Work required> Please convert the lines below into a Markdown table with two columns, Row and Line, where Row holds the number and Line the text, skipping any blank lines.

Record extracts>
---*---

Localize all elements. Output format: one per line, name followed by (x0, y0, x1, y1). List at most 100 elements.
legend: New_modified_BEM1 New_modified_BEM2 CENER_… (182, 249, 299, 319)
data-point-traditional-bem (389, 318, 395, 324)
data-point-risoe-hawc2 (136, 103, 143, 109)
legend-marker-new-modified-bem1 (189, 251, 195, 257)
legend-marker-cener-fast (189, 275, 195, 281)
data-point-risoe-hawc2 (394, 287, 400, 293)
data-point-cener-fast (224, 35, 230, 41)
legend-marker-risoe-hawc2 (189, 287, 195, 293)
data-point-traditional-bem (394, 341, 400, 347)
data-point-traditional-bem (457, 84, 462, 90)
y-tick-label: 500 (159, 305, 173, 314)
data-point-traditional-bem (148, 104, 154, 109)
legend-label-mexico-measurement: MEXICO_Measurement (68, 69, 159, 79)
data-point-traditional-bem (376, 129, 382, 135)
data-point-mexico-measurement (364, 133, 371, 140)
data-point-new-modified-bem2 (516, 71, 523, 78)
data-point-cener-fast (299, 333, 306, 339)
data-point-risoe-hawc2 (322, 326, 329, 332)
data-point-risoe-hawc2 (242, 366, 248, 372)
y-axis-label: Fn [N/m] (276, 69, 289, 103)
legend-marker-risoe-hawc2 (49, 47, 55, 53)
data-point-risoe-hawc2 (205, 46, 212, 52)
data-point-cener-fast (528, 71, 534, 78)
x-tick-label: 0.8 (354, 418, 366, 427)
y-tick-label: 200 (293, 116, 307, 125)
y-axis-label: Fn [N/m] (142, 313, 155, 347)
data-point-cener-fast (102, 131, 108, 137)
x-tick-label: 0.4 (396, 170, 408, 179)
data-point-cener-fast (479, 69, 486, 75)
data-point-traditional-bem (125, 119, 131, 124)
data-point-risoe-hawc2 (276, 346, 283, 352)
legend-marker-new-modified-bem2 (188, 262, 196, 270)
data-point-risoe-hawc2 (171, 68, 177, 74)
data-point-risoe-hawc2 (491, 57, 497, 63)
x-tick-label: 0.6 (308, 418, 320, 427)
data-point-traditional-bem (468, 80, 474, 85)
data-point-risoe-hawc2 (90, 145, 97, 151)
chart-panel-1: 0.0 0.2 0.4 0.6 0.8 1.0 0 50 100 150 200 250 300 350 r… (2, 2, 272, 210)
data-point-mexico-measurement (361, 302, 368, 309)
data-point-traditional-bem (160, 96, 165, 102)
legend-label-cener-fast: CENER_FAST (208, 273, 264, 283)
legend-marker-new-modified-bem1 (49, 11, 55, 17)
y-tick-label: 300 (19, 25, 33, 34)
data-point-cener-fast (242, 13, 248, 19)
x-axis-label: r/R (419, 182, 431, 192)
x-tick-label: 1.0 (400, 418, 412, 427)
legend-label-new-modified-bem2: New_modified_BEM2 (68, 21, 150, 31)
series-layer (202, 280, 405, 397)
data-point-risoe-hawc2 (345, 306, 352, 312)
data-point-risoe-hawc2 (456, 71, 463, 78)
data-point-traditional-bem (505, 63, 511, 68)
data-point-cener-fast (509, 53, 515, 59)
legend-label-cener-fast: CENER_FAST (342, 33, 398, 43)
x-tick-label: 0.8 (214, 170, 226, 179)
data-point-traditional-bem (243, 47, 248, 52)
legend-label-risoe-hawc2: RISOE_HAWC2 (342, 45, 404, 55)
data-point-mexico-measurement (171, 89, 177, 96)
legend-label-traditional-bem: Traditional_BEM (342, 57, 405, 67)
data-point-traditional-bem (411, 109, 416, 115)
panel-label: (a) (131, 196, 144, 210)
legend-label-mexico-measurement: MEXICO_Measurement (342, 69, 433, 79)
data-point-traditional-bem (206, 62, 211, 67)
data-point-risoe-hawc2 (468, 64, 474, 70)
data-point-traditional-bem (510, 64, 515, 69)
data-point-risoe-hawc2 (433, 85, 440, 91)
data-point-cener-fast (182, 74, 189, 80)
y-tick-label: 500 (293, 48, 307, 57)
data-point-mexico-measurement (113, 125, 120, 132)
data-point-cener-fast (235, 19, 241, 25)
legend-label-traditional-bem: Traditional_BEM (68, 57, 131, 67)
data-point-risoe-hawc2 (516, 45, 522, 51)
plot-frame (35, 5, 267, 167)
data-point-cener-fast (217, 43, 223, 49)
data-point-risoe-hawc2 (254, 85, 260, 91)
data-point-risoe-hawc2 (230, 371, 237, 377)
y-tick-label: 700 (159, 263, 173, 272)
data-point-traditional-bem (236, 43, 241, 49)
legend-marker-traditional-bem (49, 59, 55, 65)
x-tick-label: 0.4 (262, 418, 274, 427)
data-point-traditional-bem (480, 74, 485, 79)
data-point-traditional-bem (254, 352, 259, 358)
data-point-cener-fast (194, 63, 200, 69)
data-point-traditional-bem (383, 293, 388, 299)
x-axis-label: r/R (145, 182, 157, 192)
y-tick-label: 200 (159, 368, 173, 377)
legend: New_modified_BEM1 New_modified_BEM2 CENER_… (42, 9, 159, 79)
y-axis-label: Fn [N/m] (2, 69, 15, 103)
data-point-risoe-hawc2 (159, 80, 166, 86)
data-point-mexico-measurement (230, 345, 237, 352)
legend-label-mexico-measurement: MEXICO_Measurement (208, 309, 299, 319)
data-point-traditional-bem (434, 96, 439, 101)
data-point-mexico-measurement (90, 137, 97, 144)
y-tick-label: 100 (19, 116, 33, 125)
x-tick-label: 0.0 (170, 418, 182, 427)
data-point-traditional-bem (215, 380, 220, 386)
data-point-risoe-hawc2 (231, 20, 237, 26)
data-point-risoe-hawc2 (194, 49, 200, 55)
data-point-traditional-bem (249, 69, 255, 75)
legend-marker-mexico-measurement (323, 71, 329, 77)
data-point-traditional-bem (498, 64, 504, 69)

---*---

Answer below>
| Row | Line |
|---|---|
| 1 | Localize all elements. Output format: one per line, name followed by (x0, y0, x1, y1). List at most 100 elements. |
| 2 | legend: New_modified_BEM1 New_modified_BEM2 CENER_… (182, 249, 299, 319) |
| 3 | data-point-traditional-bem (389, 318, 395, 324) |
| 4 | data-point-risoe-hawc2 (136, 103, 143, 109) |
| 5 | legend-marker-new-modified-bem1 (189, 251, 195, 257) |
| 6 | legend-marker-cener-fast (189, 275, 195, 281) |
| 7 | data-point-risoe-hawc2 (394, 287, 400, 293) |
| 8 | data-point-cener-fast (224, 35, 230, 41) |
| 9 | legend-marker-risoe-hawc2 (189, 287, 195, 293) |
| 10 | data-point-traditional-bem (394, 341, 400, 347) |
| 11 | data-point-traditional-bem (457, 84, 462, 90) |
| 12 | y-tick-label: 500 (159, 305, 173, 314) |
| 13 | data-point-traditional-bem (148, 104, 154, 109) |
| 14 | legend-label-mexico-measurement: MEXICO_Measurement (68, 69, 159, 79) |
| 15 | data-point-traditional-bem (376, 129, 382, 135) |
| 16 | data-point-mexico-measurement (364, 133, 371, 140) |
| 17 | data-point-new-modified-bem2 (516, 71, 523, 78) |
| 18 | data-point-cener-fast (299, 333, 306, 339) |
| 19 | data-point-risoe-hawc2 (322, 326, 329, 332) |
| 20 | data-point-risoe-hawc2 (242, 366, 248, 372) |
| 21 | y-axis-label: Fn [N/m] (276, 69, 289, 103) |
| 22 | legend-marker-risoe-hawc2 (49, 47, 55, 53) |
| 23 | data-point-risoe-hawc2 (205, 46, 212, 52) |
| 24 | data-point-cener-fast (528, 71, 534, 78) |
| 25 | x-tick-label: 0.8 (354, 418, 366, 427) |
| 26 | y-tick-label: 200 (293, 116, 307, 125) |
| 27 | y-axis-label: Fn [N/m] (142, 313, 155, 347) |
| 28 | data-point-cener-fast (102, 131, 108, 137) |
| 29 | x-tick-label: 0.4 (396, 170, 408, 179) |
| 30 | data-point-cener-fast (479, 69, 486, 75) |
| 31 | data-point-traditional-bem (125, 119, 131, 124) |
| 32 | data-point-risoe-hawc2 (276, 346, 283, 352) |
| 33 | legend-marker-new-modified-bem2 (188, 262, 196, 270) |
| 34 | data-point-risoe-hawc2 (171, 68, 177, 74) |
| 35 | data-point-risoe-hawc2 (491, 57, 497, 63) |
| 36 | x-tick-label: 0.6 (308, 418, 320, 427) |
| 37 | data-point-traditional-bem (468, 80, 474, 85) |
| 38 | data-point-risoe-hawc2 (90, 145, 97, 151) |
| 39 | chart-panel-1: 0.0 0.2 0.4 0.6 0.8 1.0 0 50 100 150 200 250 300 350 r… (2, 2, 272, 210) |
| 40 | data-point-mexico-measurement (361, 302, 368, 309) |
| 41 | data-point-traditional-bem (160, 96, 165, 102) |
| 42 | legend-label-cener-fast: CENER_FAST (208, 273, 264, 283) |
| 43 | legend-marker-new-modified-bem1 (49, 11, 55, 17) |
| 44 | y-tick-label: 300 (19, 25, 33, 34) |
| 45 | data-point-cener-fast (242, 13, 248, 19) |
| 46 | x-axis-label: r/R (419, 182, 431, 192) |
| 47 | x-tick-label: 1.0 (400, 418, 412, 427) |
| 48 | legend-label-new-modified-bem2: New_modified_BEM2 (68, 21, 150, 31) |
| 49 | series-layer (202, 280, 405, 397) |
| 50 | data-point-risoe-hawc2 (345, 306, 352, 312) |
| 51 | data-point-risoe-hawc2 (456, 71, 463, 78) |
| 52 | data-point-traditional-bem (505, 63, 511, 68) |
| 53 | data-point-cener-fast (509, 53, 515, 59) |
| 54 | legend-label-cener-fast: CENER_FAST (342, 33, 398, 43) |
| 55 | x-tick-label: 0.8 (214, 170, 226, 179) |
| 56 | data-point-traditional-bem (243, 47, 248, 52) |
| 57 | legend-label-risoe-hawc2: RISOE_HAWC2 (342, 45, 404, 55) |
| 58 | data-point-mexico-measurement (171, 89, 177, 96) |
| 59 | legend-label-traditional-bem: Traditional_BEM (342, 57, 405, 67) |
| 60 | data-point-traditional-bem (411, 109, 416, 115) |
| 61 | panel-label: (a) (131, 196, 144, 210) |
| 62 | legend-label-mexico-measurement: MEXICO_Measurement (342, 69, 433, 79) |
| 63 | data-point-traditional-bem (206, 62, 211, 67) |
| 64 | data-point-risoe-hawc2 (468, 64, 474, 70) |
| 65 | data-point-traditional-bem (510, 64, 515, 69) |
| 66 | data-point-risoe-hawc2 (433, 85, 440, 91) |
| 67 | data-point-cener-fast (182, 74, 189, 80) |
| 68 | y-tick-label: 500 (293, 48, 307, 57) |
| 69 | data-point-mexico-measurement (113, 125, 120, 132) |
| 70 | data-point-cener-fast (235, 19, 241, 25) |
| 71 | legend-label-traditional-bem: Traditional_BEM (68, 57, 131, 67) |
| 72 | data-point-risoe-hawc2 (516, 45, 522, 51) |
| 73 | plot-frame (35, 5, 267, 167) |
| 74 | data-point-cener-fast (217, 43, 223, 49) |
| 75 | data-point-risoe-hawc2 (254, 85, 260, 91) |
| 76 | data-point-risoe-hawc2 (230, 371, 237, 377) |
| 77 | y-tick-label: 700 (159, 263, 173, 272) |
| 78 | data-point-traditional-bem (236, 43, 241, 49) |
| 79 | legend-marker-traditional-bem (49, 59, 55, 65) |
| 80 | x-tick-label: 0.4 (262, 418, 274, 427) |
| 81 | data-point-traditional-bem (480, 74, 485, 79) |
| 82 | data-point-traditional-bem (254, 352, 259, 358) |
| 83 | data-point-cener-fast (194, 63, 200, 69) |
| 84 | data-point-traditional-bem (383, 293, 388, 299) |
| 85 | x-axis-label: r/R (145, 182, 157, 192) |
| 86 | y-tick-label: 200 (159, 368, 173, 377) |
| 87 | legend: New_modified_BEM1 New_modified_BEM2 CENER_… (42, 9, 159, 79) |
| 88 | y-axis-label: Fn [N/m] (2, 69, 15, 103) |
| 89 | data-point-risoe-hawc2 (159, 80, 166, 86) |
| 90 | data-point-mexico-measurement (230, 345, 237, 352) |
| 91 | legend-label-mexico-measurement: MEXICO_Measurement (208, 309, 299, 319) |
| 92 | data-point-traditional-bem (434, 96, 439, 101) |
| 93 | data-point-mexico-measurement (90, 137, 97, 144) |
| 94 | y-tick-label: 100 (19, 116, 33, 125) |
| 95 | x-tick-label: 0.0 (170, 418, 182, 427) |
| 96 | data-point-traditional-bem (215, 380, 220, 386) |
| 97 | data-point-risoe-hawc2 (231, 20, 237, 26) |
| 98 | data-point-risoe-hawc2 (194, 49, 200, 55) |
| 99 | data-point-traditional-bem (249, 69, 255, 75) |
| 100 | legend-marker-mexico-measurement (323, 71, 329, 77) |
| 101 | data-point-traditional-bem (498, 64, 504, 69) |